# Written request:
Locate and copy all lines bearing the word "times".

START Given information

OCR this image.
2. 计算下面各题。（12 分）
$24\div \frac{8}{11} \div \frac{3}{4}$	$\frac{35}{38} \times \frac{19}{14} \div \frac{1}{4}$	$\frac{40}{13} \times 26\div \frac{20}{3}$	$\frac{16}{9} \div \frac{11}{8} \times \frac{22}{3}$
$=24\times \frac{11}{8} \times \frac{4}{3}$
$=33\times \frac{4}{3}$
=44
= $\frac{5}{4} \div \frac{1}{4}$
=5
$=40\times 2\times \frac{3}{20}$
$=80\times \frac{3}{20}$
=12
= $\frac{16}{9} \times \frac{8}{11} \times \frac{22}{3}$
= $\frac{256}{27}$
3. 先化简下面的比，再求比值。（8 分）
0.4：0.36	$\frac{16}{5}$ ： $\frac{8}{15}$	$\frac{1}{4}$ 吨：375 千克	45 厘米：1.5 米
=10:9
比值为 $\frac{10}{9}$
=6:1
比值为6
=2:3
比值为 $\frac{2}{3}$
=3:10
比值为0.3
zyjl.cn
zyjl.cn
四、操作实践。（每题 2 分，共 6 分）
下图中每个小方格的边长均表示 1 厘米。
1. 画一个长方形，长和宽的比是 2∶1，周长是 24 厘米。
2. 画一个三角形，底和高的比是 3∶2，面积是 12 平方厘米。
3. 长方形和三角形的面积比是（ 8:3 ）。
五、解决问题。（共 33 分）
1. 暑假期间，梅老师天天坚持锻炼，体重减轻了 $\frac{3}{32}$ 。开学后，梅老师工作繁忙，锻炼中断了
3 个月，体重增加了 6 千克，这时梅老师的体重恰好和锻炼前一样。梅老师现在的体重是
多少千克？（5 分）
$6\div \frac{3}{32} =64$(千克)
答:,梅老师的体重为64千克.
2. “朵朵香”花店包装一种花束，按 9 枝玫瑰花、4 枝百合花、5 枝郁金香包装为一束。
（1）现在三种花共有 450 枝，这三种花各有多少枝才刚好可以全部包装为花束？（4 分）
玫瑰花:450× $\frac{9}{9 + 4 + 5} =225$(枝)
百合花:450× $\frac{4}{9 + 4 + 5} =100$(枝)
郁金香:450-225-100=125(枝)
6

END Given information

# Correct result:
$24\div \frac{8}{11} \div \frac{3}{4}$	$\frac{35}{38} \times \frac{19}{14} \div \frac{1}{4}$	$\frac{40}{13} \times 26\div \frac{20}{3}$	$\frac{16}{9} \div \frac{11}{8} \times \frac{22}{3}$
$=24\times \frac{11}{8} \times \frac{4}{3}$
$=33\times \frac{4}{3}$
$=40\times 2\times \frac{3}{20}$
$=80\times \frac{3}{20}$
= $\frac{16}{9} \times \frac{8}{11} \times \frac{22}{3}$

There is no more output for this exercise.